REQUISITOS DEL EJERCICIO: Devuelve sin cambios el fragmento del texto sobre el cáncer de tiroides que empieza con las palabras que contienen "El 91% de las" y termina con "cáncer de tiroides.".

FRAGMENTO DEL TEXTO:
=======

El 91% de las personas que padecen cáncer de tiroides se recuperan, según la Asociación Española Contra el Cáncer (AECC). A pesar de su baja incidencia con respecto a otros tumores malignos –afecta al 1% de la población adulta, sobre todo a mujeres–, los médicos vienen observando desde hace algún tiempo un aumento en el número de casos, tal y como apuntan desde la Sociedad Española de Otorrinolaringología y Cirugía de Cabeza y Cuello (SEORL-CCC). Un incremento que, por suerte, no se relaciona con una mayor mortalidad gracias, en parte, a una detección precoz de la enfermedad. En este vídeo, el doctor Mario Fernández, secretario general de la SEORL, explica cómo se realiza el diagnóstico del cáncer de tiroides.

Entre otras causas, el mayor número de pacientes con cáncer de tiroides puede deberse a los avances tecnológicos en el diagnóstico de esta patología. Estos, a día de hoy, permiten localizar casos que anteriormente no se encontraban con métodos más simples o rudimentarios, por tratarse de tumores de un tamaño menor o que no han progresado.

Por tanto, una detección temprana de esta afección supone la posibilidad de contar con más opciones para su tratamiento. Una de las primeras pruebas que realiza el especialista para explorar la glándula tiroides es la exploración manual, con el objetivo de notar alguna masa anormal. Este tipo de examen suele evidenciar un porcentaje elevado de bultos, aunque todo depende de las condiciones de cada persona o de su complexión. Por ejemplo, en los pacientes con problemas de obesidad es más difícil acceder a la glándula a través de la palpación. Otras veces, los nódulos son pequeños o están más ocultos. En estos casos, se llevan a cabo otros estudios.

=======

EXTRACTO DE DATOS:
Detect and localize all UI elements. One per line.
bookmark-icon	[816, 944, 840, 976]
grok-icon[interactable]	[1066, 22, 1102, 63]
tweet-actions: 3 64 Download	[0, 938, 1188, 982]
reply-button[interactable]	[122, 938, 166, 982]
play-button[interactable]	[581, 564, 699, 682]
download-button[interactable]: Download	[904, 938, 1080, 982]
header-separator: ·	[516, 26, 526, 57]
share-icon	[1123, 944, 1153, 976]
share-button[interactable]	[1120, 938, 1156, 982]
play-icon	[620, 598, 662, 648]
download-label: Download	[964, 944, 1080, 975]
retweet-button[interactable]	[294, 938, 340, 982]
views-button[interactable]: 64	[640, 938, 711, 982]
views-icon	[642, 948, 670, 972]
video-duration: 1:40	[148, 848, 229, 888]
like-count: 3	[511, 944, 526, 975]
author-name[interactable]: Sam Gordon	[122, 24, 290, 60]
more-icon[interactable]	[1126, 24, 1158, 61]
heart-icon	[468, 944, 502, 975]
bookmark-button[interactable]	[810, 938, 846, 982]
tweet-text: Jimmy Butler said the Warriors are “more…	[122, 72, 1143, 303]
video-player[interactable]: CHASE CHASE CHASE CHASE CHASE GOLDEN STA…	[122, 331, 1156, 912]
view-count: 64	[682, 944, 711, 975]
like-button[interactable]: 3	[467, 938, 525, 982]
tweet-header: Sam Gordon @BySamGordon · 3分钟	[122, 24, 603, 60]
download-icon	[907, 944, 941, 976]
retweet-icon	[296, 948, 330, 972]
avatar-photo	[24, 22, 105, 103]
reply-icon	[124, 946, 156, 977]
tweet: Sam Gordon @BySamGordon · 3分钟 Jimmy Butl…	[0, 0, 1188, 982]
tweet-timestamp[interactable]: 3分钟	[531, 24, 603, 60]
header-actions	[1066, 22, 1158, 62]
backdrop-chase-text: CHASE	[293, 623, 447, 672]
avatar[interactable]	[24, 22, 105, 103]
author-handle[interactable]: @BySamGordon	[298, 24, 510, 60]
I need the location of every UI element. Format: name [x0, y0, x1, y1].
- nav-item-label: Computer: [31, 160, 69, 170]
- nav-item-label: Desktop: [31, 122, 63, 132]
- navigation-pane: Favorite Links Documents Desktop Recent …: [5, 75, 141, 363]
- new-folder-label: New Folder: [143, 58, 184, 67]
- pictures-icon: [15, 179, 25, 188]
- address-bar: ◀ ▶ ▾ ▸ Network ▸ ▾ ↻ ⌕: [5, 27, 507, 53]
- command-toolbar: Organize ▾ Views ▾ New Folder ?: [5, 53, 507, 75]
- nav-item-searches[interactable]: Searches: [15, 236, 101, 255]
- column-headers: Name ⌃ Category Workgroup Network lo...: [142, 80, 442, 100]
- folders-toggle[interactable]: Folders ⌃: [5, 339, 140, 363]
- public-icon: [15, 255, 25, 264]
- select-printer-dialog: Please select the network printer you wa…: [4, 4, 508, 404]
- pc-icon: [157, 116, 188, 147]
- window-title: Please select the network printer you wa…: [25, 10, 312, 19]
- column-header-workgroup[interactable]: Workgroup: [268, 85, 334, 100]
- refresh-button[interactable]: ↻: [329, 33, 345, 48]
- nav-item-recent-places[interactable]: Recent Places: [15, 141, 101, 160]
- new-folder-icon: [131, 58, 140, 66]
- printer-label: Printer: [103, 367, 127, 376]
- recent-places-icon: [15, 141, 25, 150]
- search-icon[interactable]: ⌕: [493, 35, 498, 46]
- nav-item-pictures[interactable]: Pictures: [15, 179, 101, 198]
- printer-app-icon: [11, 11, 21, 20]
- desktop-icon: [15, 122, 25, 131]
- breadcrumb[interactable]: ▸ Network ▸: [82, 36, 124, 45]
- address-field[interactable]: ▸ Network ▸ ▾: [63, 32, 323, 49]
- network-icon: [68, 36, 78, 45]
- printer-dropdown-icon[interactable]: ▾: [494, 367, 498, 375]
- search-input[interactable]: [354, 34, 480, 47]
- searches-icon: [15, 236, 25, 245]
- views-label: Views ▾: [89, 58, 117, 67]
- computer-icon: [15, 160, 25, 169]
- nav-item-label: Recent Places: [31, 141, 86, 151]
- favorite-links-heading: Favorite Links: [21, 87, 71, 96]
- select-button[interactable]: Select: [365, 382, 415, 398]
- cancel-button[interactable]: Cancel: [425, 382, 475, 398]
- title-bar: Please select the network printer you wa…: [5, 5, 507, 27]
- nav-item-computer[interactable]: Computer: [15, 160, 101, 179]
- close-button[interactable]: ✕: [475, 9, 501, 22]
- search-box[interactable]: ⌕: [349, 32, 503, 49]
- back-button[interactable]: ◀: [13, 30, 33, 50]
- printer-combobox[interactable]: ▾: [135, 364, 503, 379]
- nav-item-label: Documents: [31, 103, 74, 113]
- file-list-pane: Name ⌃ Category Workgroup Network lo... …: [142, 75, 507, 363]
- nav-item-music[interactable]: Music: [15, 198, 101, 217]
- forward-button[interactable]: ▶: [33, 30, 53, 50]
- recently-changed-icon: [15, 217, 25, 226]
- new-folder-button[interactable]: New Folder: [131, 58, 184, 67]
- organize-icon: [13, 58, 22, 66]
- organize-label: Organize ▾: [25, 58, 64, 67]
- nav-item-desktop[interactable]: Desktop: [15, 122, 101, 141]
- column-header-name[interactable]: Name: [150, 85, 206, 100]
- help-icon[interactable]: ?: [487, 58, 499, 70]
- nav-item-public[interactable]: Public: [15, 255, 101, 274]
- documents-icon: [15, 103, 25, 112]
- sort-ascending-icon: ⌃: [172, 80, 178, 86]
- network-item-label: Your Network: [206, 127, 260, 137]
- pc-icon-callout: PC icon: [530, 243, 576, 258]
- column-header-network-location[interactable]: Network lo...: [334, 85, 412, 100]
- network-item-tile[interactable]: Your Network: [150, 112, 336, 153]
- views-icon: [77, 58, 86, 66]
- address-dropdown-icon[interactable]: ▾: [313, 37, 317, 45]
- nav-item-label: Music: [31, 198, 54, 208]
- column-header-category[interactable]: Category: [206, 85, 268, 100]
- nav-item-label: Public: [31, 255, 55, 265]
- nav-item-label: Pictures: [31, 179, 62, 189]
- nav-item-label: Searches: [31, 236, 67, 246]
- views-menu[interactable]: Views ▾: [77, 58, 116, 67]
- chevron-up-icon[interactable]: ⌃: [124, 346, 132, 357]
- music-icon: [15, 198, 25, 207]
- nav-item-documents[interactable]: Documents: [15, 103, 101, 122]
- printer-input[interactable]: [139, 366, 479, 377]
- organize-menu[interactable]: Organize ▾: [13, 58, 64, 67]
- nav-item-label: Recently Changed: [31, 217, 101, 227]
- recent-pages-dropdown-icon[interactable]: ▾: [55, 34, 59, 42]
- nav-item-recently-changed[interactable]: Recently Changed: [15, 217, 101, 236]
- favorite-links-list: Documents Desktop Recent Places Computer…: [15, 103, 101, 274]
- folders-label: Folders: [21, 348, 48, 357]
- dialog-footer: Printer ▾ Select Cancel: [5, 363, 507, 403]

=======

RESULTADO ESPERADO:
El 91% de las personas que padecen cáncer de tiroides se recuperan, según la Asociación Española Contra el Cáncer (AECC). A pesar de su baja incidencia con respecto a otros tumores malignos –afecta al 1% de la población adulta, sobre todo a mujeres–, los médicos vienen observando desde hace algún tiempo un aumento en el número de casos, tal y como apuntan desde la Sociedad Española de Otorrinolaringología y Cirugía de Cabeza y Cuello (SEORL-CCC). Un incremento que, por suerte, no se relaciona con una mayor mortalidad gracias, en parte, a una detección precoz de la enfermedad. En este vídeo, el doctor Mario Fernández, secretario general de la SEORL, explica cómo se realiza el diagnóstico del cáncer de tiroides.